§ Records to use:
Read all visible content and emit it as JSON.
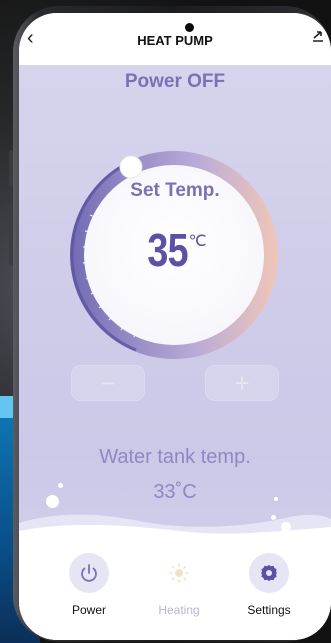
{
  "header": {
    "back_icon": "chevron-left-icon",
    "title": "HEAT PUMP",
    "logout_icon": "logout-icon"
  },
  "status": {
    "power_text": "Power OFF"
  },
  "thermostat": {
    "set_label": "Set Temp.",
    "value": "35",
    "unit": "℃",
    "minus_label": "−",
    "plus_label": "+"
  },
  "water_tank": {
    "label": "Water tank temp.",
    "value": "33˚C"
  },
  "bottom_nav": {
    "items": [
      {
        "label": "Power",
        "icon": "power-icon",
        "enabled": true
      },
      {
        "label": "Heating",
        "icon": "sun-icon",
        "enabled": false
      },
      {
        "label": "Settings",
        "icon": "gear-icon",
        "enabled": true
      }
    ]
  },
  "colors": {
    "accent": "#7b72b5",
    "temp_text": "#5c52a4",
    "muted_text": "#8e88c4",
    "disabled_label": "#b9b7cc"
  }
}
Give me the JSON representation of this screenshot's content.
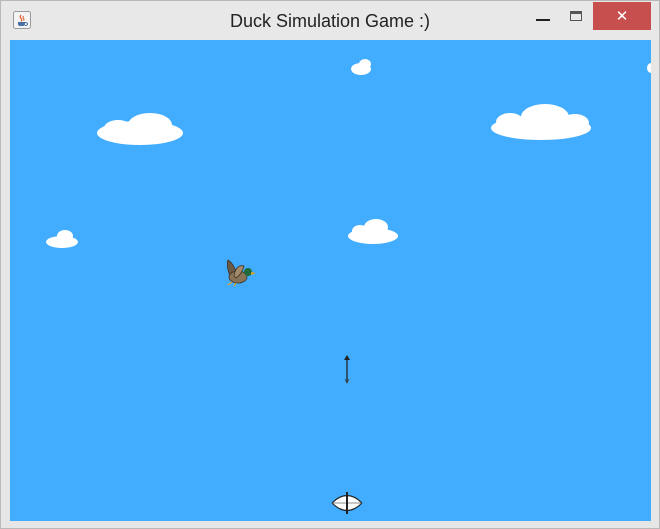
{
  "window": {
    "title": "Duck Simulation Game :)",
    "close_glyph": "✕"
  },
  "icons": {
    "app": "java-coffee-cup-icon",
    "minimize": "minimize-icon",
    "maximize": "maximize-icon",
    "close": "close-icon"
  },
  "colors": {
    "sky": "#42adfe",
    "cloud": "#ffffff",
    "close_button": "#c7504f",
    "titlebar": "#e8e8e8"
  },
  "game": {
    "sprites": [
      "clouds",
      "duck",
      "arrow",
      "bow"
    ]
  }
}
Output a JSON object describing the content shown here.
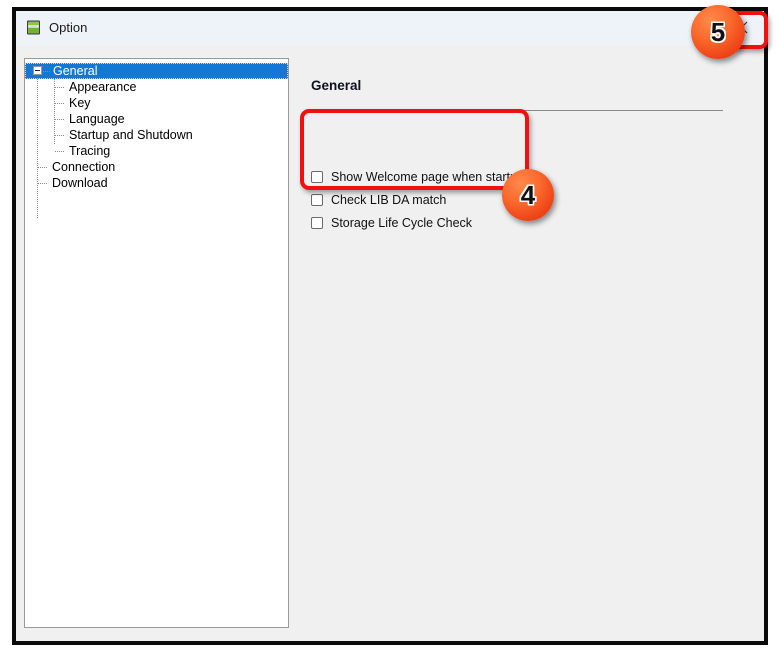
{
  "window": {
    "title": "Option",
    "icon": "application-icon",
    "close_label": "×"
  },
  "tree": {
    "items": [
      {
        "label": "General",
        "level": 0,
        "selected": true,
        "expander": "minus"
      },
      {
        "label": "Appearance",
        "level": 1,
        "selected": false
      },
      {
        "label": "Key",
        "level": 1,
        "selected": false
      },
      {
        "label": "Language",
        "level": 1,
        "selected": false
      },
      {
        "label": "Startup and Shutdown",
        "level": 1,
        "selected": false
      },
      {
        "label": "Tracing",
        "level": 1,
        "selected": false,
        "last_child": true
      },
      {
        "label": "Connection",
        "level": 0,
        "selected": false
      },
      {
        "label": "Download",
        "level": 0,
        "selected": false,
        "last_root": true
      }
    ]
  },
  "pane": {
    "title": "General",
    "options": [
      {
        "label": "Show Welcome page when startup",
        "checked": false
      },
      {
        "label": "Check LIB DA match",
        "checked": false
      },
      {
        "label": "Storage Life Cycle Check",
        "checked": false
      }
    ]
  },
  "annotations": {
    "color": "#f01010",
    "badges": [
      {
        "number": "4",
        "target": "options-group"
      },
      {
        "number": "5",
        "target": "close-button"
      }
    ]
  }
}
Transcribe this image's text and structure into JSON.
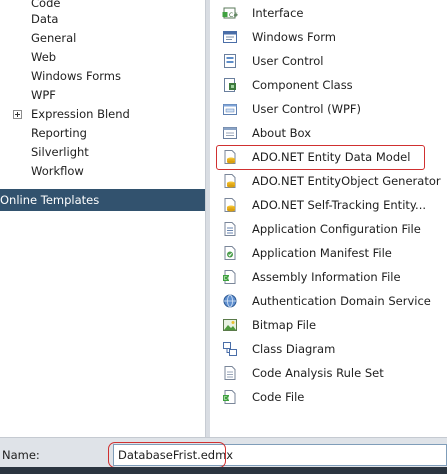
{
  "left_pane": {
    "items": [
      {
        "label": "Code"
      },
      {
        "label": "Data"
      },
      {
        "label": "General"
      },
      {
        "label": "Web"
      },
      {
        "label": "Windows Forms"
      },
      {
        "label": "WPF"
      },
      {
        "label": "Expression Blend"
      },
      {
        "label": "Reporting"
      },
      {
        "label": "Silverlight"
      },
      {
        "label": "Workflow"
      }
    ],
    "online_templates": "Online Templates"
  },
  "templates": [
    {
      "label": "Interface",
      "icon": "interface-icon"
    },
    {
      "label": "Windows Form",
      "icon": "windows-form-icon"
    },
    {
      "label": "User Control",
      "icon": "user-control-icon"
    },
    {
      "label": "Component Class",
      "icon": "component-class-icon"
    },
    {
      "label": "User Control (WPF)",
      "icon": "user-control-wpf-icon"
    },
    {
      "label": "About Box",
      "icon": "about-box-icon"
    },
    {
      "label": "ADO.NET Entity Data Model",
      "icon": "entity-data-model-icon",
      "selected": true
    },
    {
      "label": "ADO.NET EntityObject Generator",
      "icon": "entityobject-generator-icon"
    },
    {
      "label": "ADO.NET Self-Tracking Entity...",
      "icon": "self-tracking-entity-icon"
    },
    {
      "label": "Application Configuration File",
      "icon": "app-config-icon"
    },
    {
      "label": "Application Manifest File",
      "icon": "app-manifest-icon"
    },
    {
      "label": "Assembly Information File",
      "icon": "assembly-info-icon"
    },
    {
      "label": "Authentication Domain Service",
      "icon": "domain-service-icon"
    },
    {
      "label": "Bitmap File",
      "icon": "bitmap-icon"
    },
    {
      "label": "Class Diagram",
      "icon": "class-diagram-icon"
    },
    {
      "label": "Code Analysis Rule Set",
      "icon": "rule-set-icon"
    },
    {
      "label": "Code File",
      "icon": "code-file-icon"
    }
  ],
  "bottom": {
    "name_label": "Name:",
    "name_value": "DatabaseFrist.edmx"
  },
  "colors": {
    "selection_bg": "#32526e",
    "highlight_red": "#d03030"
  }
}
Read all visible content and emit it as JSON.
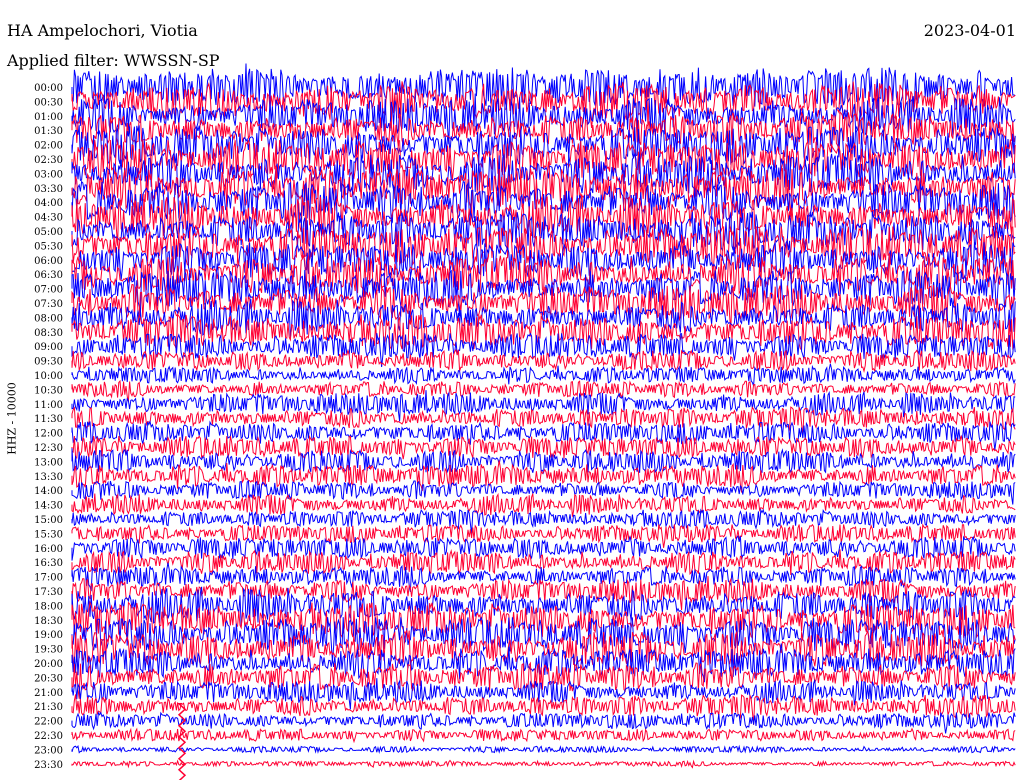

§ Do this: Repeat all the data as it stands, dropping any images it holds.

§ Final result:
Read all visible content and emit it as JSON.
{
  "header": {
    "back_icon": "chevron-left-icon",
    "title": "HEAT PUMP",
    "logout_icon": "logout-icon"
  },
  "status": {
    "power_text": "Power OFF"
  },
  "thermostat": {
    "set_label": "Set Temp.",
    "value": "35",
    "unit": "℃",
    "minus_label": "−",
    "plus_label": "+"
  },
  "water_tank": {
    "label": "Water tank temp.",
    "value": "33˚C"
  },
  "bottom_nav": {
    "items": [
      {
        "label": "Power",
        "icon": "power-icon",
        "enabled": true
      },
      {
        "label": "Heating",
        "icon": "sun-icon",
        "enabled": false
      },
      {
        "label": "Settings",
        "icon": "gear-icon",
        "enabled": true
      }
    ]
  },
  "colors": {
    "accent": "#7b72b5",
    "temp_text": "#5c52a4",
    "muted_text": "#8e88c4",
    "disabled_label": "#b9b7cc"
  }
}
Give me the JSON representation of this screenshot's content.
{
  "window": {
    "title": "Duck Simulation Game :)",
    "close_glyph": "✕"
  },
  "icons": {
    "app": "java-coffee-cup-icon",
    "minimize": "minimize-icon",
    "maximize": "maximize-icon",
    "close": "close-icon"
  },
  "colors": {
    "sky": "#42adfe",
    "cloud": "#ffffff",
    "close_button": "#c7504f",
    "titlebar": "#e8e8e8"
  },
  "game": {
    "sprites": [
      "clouds",
      "duck",
      "arrow",
      "bow"
    ]
  }
}
Output a JSON object describing the content shown here.
{
  "window": {
    "title": "Option",
    "icon": "application-icon",
    "close_label": "×"
  },
  "tree": {
    "items": [
      {
        "label": "General",
        "level": 0,
        "selected": true,
        "expander": "minus"
      },
      {
        "label": "Appearance",
        "level": 1,
        "selected": false
      },
      {
        "label": "Key",
        "level": 1,
        "selected": false
      },
      {
        "label": "Language",
        "level": 1,
        "selected": false
      },
      {
        "label": "Startup and Shutdown",
        "level": 1,
        "selected": false
      },
      {
        "label": "Tracing",
        "level": 1,
        "selected": false,
        "last_child": true
      },
      {
        "label": "Connection",
        "level": 0,
        "selected": false
      },
      {
        "label": "Download",
        "level": 0,
        "selected": false,
        "last_root": true
      }
    ]
  },
  "pane": {
    "title": "General",
    "options": [
      {
        "label": "Show Welcome page when startup",
        "checked": false
      },
      {
        "label": "Check LIB DA match",
        "checked": false
      },
      {
        "label": "Storage Life Cycle Check",
        "checked": false
      }
    ]
  },
  "annotations": {
    "color": "#f01010",
    "badges": [
      {
        "number": "4",
        "target": "options-group"
      },
      {
        "number": "5",
        "target": "close-button"
      }
    ]
  }
}
Transcribe this image's text and structure into JSON.
{
  "left_pane": {
    "items": [
      {
        "label": "Code"
      },
      {
        "label": "Data"
      },
      {
        "label": "General"
      },
      {
        "label": "Web"
      },
      {
        "label": "Windows Forms"
      },
      {
        "label": "WPF"
      },
      {
        "label": "Expression Blend"
      },
      {
        "label": "Reporting"
      },
      {
        "label": "Silverlight"
      },
      {
        "label": "Workflow"
      }
    ],
    "online_templates": "Online Templates"
  },
  "templates": [
    {
      "label": "Interface",
      "icon": "interface-icon"
    },
    {
      "label": "Windows Form",
      "icon": "windows-form-icon"
    },
    {
      "label": "User Control",
      "icon": "user-control-icon"
    },
    {
      "label": "Component Class",
      "icon": "component-class-icon"
    },
    {
      "label": "User Control (WPF)",
      "icon": "user-control-wpf-icon"
    },
    {
      "label": "About Box",
      "icon": "about-box-icon"
    },
    {
      "label": "ADO.NET Entity Data Model",
      "icon": "entity-data-model-icon",
      "selected": true
    },
    {
      "label": "ADO.NET EntityObject Generator",
      "icon": "entityobject-generator-icon"
    },
    {
      "label": "ADO.NET Self-Tracking Entity...",
      "icon": "self-tracking-entity-icon"
    },
    {
      "label": "Application Configuration File",
      "icon": "app-config-icon"
    },
    {
      "label": "Application Manifest File",
      "icon": "app-manifest-icon"
    },
    {
      "label": "Assembly Information File",
      "icon": "assembly-info-icon"
    },
    {
      "label": "Authentication Domain Service",
      "icon": "domain-service-icon"
    },
    {
      "label": "Bitmap File",
      "icon": "bitmap-icon"
    },
    {
      "label": "Class Diagram",
      "icon": "class-diagram-icon"
    },
    {
      "label": "Code Analysis Rule Set",
      "icon": "rule-set-icon"
    },
    {
      "label": "Code File",
      "icon": "code-file-icon"
    }
  ],
  "bottom": {
    "name_label": "Name:",
    "name_value": "DatabaseFrist.edmx"
  },
  "colors": {
    "selection_bg": "#32526e",
    "highlight_red": "#d03030"
  }
}
Read all visible content and emit it as JSON.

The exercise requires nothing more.